**What you are asked to do:** Please find every line in the entries below that contains the string "großen", and copy it.

**Supplied entries:**
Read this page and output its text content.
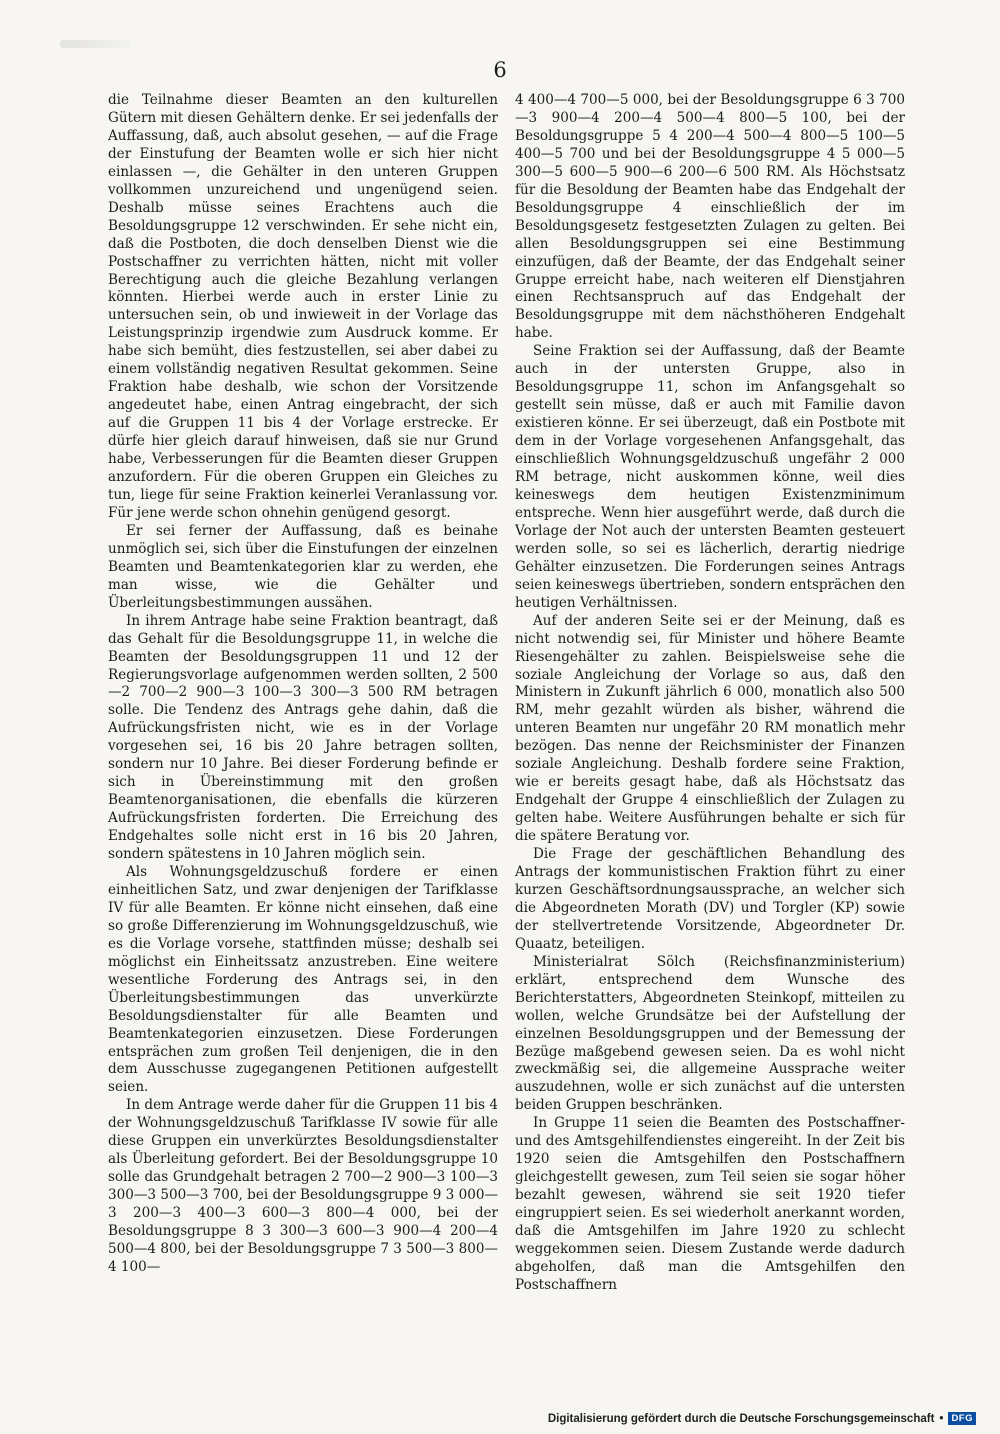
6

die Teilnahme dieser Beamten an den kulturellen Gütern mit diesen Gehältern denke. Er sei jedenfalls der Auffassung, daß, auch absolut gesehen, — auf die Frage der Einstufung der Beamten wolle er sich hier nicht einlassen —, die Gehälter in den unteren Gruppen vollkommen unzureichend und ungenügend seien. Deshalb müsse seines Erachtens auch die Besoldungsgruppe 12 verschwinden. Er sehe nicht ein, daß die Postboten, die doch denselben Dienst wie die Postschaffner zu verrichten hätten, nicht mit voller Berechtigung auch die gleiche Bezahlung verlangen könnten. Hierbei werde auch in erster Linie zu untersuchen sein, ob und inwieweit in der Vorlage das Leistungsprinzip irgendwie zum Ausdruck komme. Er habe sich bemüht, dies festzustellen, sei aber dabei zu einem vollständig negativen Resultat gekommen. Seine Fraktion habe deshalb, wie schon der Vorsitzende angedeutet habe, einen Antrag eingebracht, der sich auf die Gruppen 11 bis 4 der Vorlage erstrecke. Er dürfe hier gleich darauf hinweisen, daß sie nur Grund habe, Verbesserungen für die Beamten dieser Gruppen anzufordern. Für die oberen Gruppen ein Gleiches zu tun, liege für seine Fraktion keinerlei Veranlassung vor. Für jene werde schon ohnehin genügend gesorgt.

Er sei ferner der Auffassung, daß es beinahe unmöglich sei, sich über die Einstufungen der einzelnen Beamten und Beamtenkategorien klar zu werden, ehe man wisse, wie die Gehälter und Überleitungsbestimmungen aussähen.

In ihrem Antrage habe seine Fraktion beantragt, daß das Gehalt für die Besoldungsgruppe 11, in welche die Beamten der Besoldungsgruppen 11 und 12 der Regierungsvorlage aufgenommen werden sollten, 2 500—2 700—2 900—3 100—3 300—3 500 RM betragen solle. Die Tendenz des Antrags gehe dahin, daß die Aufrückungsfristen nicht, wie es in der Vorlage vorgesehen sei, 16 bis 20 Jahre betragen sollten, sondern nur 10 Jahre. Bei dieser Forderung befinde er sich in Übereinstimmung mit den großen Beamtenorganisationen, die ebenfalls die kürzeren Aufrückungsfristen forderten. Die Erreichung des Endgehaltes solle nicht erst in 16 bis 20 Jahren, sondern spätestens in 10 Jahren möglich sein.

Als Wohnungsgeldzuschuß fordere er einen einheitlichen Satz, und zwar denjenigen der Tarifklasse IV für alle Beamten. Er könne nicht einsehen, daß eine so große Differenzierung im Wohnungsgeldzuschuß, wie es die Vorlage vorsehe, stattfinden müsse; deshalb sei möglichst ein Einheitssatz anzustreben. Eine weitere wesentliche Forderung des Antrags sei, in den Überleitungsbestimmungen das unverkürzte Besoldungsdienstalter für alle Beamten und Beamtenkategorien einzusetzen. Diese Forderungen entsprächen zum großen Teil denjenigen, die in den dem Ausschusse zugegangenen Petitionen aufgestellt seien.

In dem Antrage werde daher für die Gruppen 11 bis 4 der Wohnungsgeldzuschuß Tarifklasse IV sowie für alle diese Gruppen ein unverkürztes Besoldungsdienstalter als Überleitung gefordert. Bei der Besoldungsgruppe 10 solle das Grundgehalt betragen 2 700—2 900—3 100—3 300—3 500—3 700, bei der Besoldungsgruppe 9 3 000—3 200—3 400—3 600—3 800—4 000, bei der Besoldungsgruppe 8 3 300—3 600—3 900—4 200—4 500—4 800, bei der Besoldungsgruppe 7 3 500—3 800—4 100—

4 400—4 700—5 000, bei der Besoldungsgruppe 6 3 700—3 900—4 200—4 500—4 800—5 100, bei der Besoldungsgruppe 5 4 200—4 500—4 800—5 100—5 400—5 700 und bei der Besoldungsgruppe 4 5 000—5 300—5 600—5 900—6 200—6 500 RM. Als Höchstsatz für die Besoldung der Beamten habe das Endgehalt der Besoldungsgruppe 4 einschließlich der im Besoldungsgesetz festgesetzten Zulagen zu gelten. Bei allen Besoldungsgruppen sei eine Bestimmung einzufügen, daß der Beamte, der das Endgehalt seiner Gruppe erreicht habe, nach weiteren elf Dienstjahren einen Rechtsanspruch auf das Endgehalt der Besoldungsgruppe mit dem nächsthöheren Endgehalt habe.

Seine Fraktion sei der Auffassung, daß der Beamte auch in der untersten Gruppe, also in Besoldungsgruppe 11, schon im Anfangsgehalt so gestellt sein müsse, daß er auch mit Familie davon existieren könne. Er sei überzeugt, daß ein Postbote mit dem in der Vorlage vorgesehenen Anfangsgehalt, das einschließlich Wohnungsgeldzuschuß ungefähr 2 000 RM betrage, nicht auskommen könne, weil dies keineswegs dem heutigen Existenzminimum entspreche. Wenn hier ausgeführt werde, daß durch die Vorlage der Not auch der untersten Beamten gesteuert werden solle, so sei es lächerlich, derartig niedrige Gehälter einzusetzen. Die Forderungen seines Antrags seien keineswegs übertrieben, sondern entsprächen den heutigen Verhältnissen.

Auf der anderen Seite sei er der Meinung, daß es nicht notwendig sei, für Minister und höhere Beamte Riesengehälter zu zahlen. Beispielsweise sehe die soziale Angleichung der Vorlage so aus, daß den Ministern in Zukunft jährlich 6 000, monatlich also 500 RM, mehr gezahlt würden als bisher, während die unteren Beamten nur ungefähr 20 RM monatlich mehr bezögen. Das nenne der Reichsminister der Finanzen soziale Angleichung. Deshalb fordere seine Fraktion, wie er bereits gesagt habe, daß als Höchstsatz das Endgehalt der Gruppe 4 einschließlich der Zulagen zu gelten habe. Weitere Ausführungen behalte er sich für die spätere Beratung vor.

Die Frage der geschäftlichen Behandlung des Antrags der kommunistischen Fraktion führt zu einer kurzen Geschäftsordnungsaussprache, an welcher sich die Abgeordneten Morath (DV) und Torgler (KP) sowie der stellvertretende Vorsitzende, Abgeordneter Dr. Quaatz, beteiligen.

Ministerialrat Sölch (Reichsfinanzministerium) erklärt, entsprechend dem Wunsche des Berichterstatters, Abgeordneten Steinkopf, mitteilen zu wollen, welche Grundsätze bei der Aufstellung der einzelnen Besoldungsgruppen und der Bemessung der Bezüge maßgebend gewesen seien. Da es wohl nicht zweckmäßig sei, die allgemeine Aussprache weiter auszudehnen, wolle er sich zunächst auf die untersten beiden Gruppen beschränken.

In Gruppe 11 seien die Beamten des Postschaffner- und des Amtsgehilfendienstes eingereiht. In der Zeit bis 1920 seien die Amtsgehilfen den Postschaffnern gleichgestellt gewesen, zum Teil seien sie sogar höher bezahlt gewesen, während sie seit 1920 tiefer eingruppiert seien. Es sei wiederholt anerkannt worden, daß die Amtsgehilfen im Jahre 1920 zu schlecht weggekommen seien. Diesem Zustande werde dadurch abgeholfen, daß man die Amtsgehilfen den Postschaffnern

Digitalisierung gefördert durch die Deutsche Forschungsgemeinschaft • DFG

* * *

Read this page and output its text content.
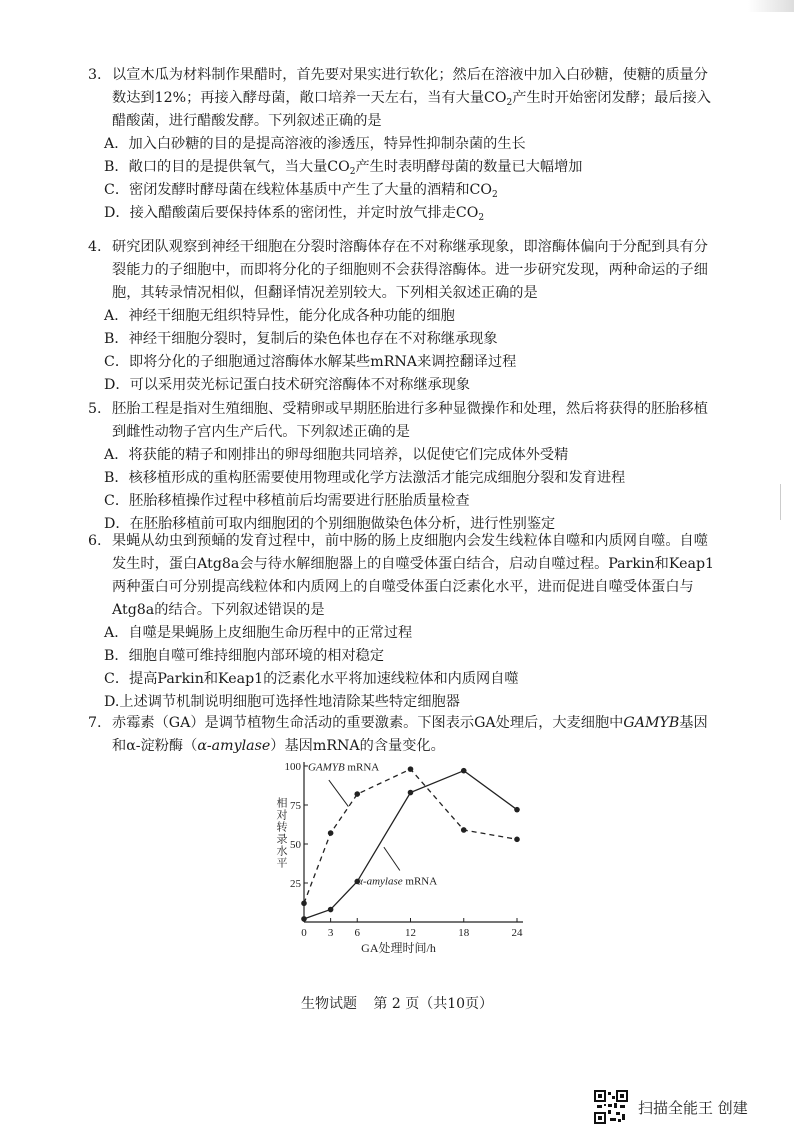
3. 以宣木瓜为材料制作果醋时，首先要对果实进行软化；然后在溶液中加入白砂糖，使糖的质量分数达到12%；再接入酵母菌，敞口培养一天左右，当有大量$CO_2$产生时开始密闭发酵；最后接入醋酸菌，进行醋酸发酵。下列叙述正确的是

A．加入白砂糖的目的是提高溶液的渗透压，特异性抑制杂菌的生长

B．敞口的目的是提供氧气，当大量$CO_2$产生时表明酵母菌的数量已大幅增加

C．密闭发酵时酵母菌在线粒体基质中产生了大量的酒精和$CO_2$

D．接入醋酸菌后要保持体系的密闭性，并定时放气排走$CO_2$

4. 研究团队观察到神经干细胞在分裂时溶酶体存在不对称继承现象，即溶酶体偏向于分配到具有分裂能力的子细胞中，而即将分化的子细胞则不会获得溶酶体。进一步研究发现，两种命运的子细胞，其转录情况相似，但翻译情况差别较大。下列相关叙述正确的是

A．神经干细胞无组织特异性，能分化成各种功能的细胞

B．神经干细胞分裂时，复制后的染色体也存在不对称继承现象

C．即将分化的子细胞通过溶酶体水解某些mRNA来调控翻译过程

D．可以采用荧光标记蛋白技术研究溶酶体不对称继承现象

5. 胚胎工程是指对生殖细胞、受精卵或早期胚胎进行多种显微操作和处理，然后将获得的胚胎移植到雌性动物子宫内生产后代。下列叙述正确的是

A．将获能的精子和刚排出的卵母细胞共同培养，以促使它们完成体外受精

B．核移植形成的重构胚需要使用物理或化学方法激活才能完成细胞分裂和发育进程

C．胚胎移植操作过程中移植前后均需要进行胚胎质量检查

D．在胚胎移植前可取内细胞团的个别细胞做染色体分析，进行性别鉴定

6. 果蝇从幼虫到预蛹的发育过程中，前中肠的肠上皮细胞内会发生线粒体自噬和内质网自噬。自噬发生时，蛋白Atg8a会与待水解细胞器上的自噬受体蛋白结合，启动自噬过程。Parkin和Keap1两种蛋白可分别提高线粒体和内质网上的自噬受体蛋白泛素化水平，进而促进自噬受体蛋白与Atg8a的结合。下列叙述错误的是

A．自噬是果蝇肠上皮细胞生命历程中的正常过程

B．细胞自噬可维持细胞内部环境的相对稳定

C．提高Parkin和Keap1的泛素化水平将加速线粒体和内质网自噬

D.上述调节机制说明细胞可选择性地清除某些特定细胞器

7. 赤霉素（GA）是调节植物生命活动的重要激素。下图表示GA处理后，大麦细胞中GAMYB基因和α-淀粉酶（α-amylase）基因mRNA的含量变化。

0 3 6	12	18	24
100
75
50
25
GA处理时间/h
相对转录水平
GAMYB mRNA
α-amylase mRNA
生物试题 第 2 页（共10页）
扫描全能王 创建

==

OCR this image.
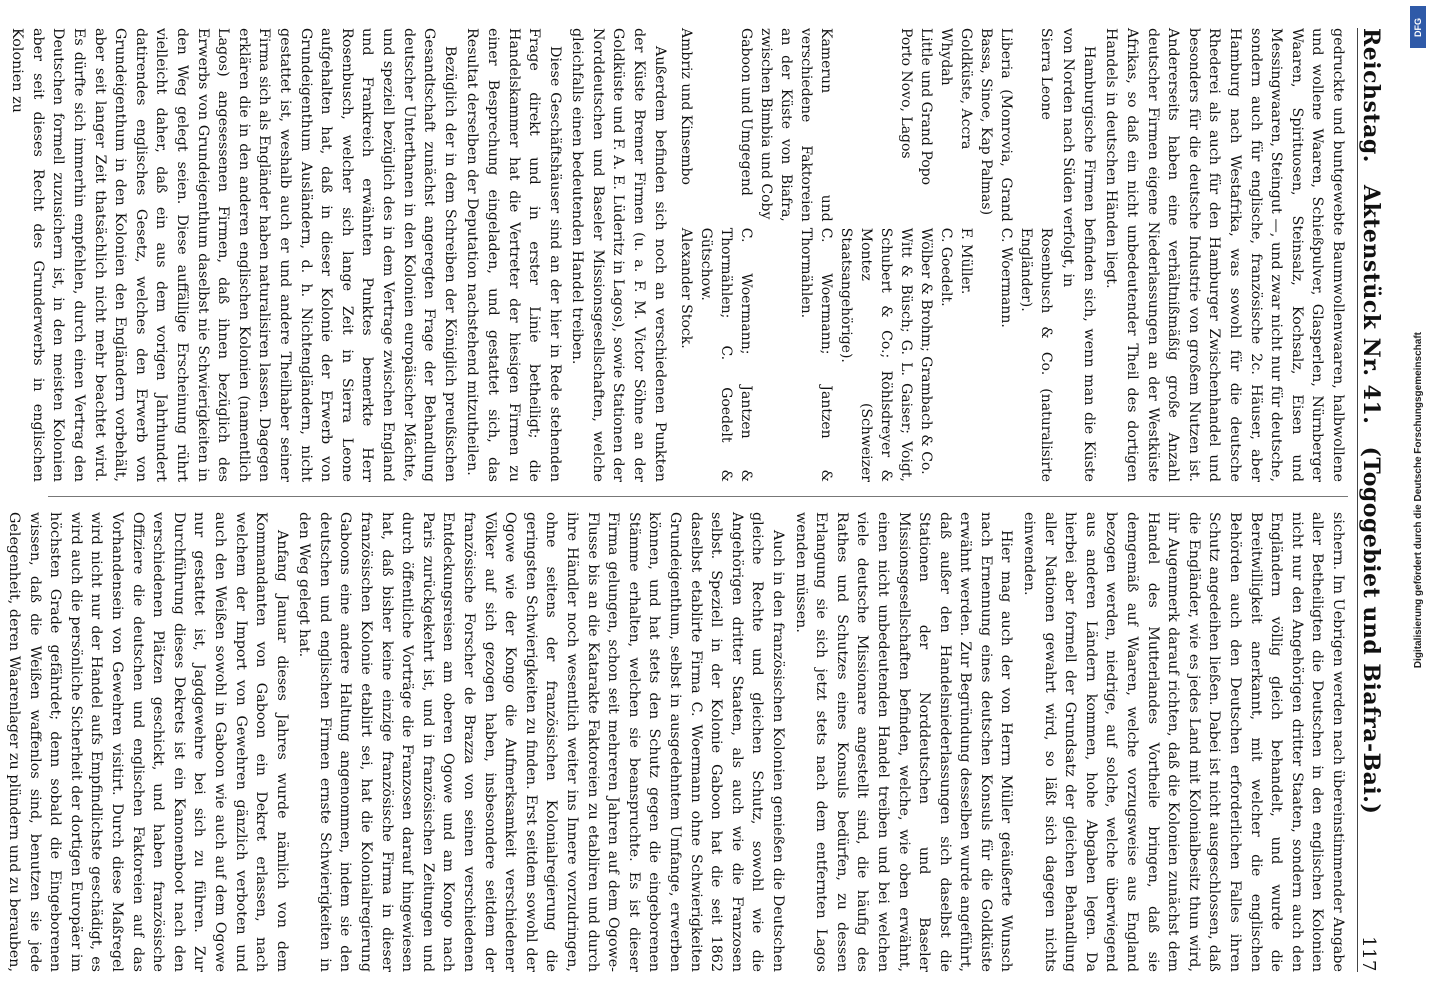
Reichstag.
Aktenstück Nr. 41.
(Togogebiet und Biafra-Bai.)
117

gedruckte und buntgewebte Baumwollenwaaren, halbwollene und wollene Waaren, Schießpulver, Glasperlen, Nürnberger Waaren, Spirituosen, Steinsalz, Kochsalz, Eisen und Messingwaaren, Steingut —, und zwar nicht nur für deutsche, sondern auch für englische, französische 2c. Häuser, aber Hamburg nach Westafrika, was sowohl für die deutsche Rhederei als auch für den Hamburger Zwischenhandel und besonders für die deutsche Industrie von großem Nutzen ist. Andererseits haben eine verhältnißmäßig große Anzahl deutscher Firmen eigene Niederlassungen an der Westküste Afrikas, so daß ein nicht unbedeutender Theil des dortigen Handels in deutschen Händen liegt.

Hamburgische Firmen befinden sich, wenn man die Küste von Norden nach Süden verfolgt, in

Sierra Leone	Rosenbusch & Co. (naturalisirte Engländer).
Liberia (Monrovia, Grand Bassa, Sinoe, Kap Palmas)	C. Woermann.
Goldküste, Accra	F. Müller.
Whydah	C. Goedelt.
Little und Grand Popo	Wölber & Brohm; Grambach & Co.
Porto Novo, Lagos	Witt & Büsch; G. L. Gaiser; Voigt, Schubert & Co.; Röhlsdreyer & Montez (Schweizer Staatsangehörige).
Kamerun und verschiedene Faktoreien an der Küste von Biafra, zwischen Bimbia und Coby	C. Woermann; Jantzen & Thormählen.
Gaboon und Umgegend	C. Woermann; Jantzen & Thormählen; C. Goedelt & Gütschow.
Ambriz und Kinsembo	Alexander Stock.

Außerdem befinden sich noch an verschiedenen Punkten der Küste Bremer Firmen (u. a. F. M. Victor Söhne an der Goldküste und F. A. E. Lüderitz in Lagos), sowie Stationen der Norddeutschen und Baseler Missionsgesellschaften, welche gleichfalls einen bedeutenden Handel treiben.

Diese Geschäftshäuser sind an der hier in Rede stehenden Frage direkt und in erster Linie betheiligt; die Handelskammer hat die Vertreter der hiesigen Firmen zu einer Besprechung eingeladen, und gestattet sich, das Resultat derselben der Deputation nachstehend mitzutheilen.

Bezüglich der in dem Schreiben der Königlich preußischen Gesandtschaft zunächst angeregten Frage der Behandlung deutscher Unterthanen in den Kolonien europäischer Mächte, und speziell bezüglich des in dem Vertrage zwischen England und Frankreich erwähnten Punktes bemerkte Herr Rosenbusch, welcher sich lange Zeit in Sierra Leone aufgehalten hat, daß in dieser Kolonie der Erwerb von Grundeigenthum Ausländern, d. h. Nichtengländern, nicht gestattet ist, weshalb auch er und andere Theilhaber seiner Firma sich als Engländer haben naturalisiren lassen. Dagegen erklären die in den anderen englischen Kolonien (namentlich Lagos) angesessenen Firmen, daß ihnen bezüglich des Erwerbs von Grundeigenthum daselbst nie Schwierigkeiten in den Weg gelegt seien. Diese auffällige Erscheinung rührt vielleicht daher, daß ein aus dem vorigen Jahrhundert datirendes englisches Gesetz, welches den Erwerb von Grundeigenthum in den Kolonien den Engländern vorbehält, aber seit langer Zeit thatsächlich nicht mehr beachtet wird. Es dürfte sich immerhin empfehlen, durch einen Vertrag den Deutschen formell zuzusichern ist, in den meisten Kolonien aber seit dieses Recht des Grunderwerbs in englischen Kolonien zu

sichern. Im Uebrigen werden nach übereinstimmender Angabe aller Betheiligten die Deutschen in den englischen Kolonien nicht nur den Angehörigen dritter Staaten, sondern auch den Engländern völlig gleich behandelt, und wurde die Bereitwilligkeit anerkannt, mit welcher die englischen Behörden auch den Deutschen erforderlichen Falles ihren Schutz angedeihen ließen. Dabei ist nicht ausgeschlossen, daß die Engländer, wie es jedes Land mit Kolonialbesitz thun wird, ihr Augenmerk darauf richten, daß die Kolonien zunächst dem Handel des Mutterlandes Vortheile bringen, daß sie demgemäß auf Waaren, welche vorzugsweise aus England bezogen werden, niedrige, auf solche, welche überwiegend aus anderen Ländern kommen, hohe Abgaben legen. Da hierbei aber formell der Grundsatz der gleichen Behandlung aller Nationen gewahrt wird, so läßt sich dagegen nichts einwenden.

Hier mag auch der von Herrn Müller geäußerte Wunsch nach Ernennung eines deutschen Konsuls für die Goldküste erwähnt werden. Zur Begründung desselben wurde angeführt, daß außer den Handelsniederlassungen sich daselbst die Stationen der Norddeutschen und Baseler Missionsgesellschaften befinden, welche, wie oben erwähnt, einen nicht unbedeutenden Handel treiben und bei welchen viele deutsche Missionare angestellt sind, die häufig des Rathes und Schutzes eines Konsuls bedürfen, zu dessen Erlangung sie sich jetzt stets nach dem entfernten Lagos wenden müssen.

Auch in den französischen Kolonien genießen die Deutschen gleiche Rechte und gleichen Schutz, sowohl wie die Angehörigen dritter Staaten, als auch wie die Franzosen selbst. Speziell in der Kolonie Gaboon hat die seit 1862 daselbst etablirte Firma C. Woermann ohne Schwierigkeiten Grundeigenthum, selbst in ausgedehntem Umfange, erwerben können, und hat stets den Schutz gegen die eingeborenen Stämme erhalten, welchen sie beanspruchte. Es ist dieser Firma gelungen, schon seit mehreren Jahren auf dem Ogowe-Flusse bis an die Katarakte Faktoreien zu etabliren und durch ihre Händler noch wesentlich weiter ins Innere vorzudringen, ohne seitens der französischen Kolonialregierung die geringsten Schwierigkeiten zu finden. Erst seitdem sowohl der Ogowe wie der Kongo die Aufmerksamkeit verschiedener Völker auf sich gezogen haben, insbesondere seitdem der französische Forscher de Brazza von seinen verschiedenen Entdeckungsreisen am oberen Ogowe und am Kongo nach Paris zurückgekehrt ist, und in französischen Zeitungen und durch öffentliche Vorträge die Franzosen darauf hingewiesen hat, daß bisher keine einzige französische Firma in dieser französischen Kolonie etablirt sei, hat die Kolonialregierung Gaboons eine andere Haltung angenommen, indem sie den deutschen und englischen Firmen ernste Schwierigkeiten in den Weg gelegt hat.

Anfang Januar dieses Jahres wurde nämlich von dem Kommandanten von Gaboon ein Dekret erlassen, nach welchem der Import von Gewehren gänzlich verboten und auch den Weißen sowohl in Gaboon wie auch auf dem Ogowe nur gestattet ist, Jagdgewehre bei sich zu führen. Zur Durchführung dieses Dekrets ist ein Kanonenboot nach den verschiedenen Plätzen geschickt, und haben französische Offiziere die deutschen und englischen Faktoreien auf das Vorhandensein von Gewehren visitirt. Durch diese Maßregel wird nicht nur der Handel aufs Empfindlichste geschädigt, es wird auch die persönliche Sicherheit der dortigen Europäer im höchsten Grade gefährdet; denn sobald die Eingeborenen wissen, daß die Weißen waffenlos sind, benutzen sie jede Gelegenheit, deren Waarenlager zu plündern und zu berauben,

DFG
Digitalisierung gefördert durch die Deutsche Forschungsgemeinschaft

**Result of this task:**
In ihrem Antrage habe seine Fraktion beantragt, daß das Gehalt für die Besoldungsgruppe 11, in welche die Beamten der Besoldungsgruppen 11 und 12 der Regierungsvorlage aufgenommen werden sollten, 2 500—2 700—2 900—3 100—3 300—3 500 RM betragen solle. Die Tendenz des Antrags gehe dahin, daß die Aufrückungsfristen nicht, wie es in der Vorlage vorgesehen sei, 16 bis 20 Jahre betragen sollten, sondern nur 10 Jahre. Bei dieser Forderung befinde er sich in Übereinstimmung mit den großen Beamtenorganisationen, die ebenfalls die kürzeren Aufrückungsfristen forderten. Die Erreichung des Endgehaltes solle nicht erst in 16 bis 20 Jahren, sondern spätestens in 10 Jahren möglich sein.
Als Wohnungsgeldzuschuß fordere er einen einheitlichen Satz, und zwar denjenigen der Tarifklasse IV für alle Beamten. Er könne nicht einsehen, daß eine so große Differenzierung im Wohnungsgeldzuschuß, wie es die Vorlage vorsehe, stattfinden müsse; deshalb sei möglichst ein Einheitssatz anzustreben. Eine weitere wesentliche Forderung des Antrags sei, in den Überleitungsbestimmungen das unverkürzte Besoldungsdienstalter für alle Beamten und Beamtenkategorien einzusetzen. Diese Forderungen entsprächen zum großen Teil denjenigen, die in den dem Ausschusse zugegangenen Petitionen aufgestellt seien.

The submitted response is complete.